What to produce: Scan the records for the word "ylabel". Copy each line that includes it.
## begin
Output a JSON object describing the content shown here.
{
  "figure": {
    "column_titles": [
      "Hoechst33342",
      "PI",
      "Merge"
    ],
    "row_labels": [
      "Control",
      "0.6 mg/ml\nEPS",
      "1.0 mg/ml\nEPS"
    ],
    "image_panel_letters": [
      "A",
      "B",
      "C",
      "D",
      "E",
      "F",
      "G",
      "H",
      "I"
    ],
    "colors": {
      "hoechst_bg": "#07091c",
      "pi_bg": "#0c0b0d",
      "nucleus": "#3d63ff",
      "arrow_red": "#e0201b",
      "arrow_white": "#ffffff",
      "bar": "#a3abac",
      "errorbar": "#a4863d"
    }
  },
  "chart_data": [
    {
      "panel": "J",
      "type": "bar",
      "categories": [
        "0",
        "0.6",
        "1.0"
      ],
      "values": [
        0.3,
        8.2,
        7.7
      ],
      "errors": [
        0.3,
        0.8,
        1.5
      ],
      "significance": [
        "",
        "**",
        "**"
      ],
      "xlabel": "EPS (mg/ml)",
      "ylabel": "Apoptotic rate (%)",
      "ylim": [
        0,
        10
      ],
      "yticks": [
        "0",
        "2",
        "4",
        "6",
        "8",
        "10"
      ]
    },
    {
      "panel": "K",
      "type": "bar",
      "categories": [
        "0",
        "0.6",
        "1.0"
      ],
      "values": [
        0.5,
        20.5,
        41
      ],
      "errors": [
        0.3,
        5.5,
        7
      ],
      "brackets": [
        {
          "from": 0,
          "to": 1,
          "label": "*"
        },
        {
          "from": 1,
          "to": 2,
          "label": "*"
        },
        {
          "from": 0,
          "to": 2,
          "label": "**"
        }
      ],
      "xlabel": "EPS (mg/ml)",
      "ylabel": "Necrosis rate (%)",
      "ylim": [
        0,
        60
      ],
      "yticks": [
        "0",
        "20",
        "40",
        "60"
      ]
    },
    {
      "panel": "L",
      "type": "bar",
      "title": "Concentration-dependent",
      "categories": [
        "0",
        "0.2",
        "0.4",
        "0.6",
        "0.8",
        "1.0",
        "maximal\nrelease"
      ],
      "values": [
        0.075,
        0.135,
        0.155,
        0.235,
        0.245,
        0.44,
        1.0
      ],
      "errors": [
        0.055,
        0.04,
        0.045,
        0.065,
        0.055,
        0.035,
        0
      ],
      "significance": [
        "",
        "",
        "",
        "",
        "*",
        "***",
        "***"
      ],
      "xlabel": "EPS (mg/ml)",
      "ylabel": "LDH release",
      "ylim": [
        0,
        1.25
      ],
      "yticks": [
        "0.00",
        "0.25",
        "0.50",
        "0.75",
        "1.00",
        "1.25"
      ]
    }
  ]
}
## end
Response to this task:
      "ylabel": "Apoptotic rate (%)",
      "ylabel": "Necrosis rate (%)",
      "ylabel": "LDH release",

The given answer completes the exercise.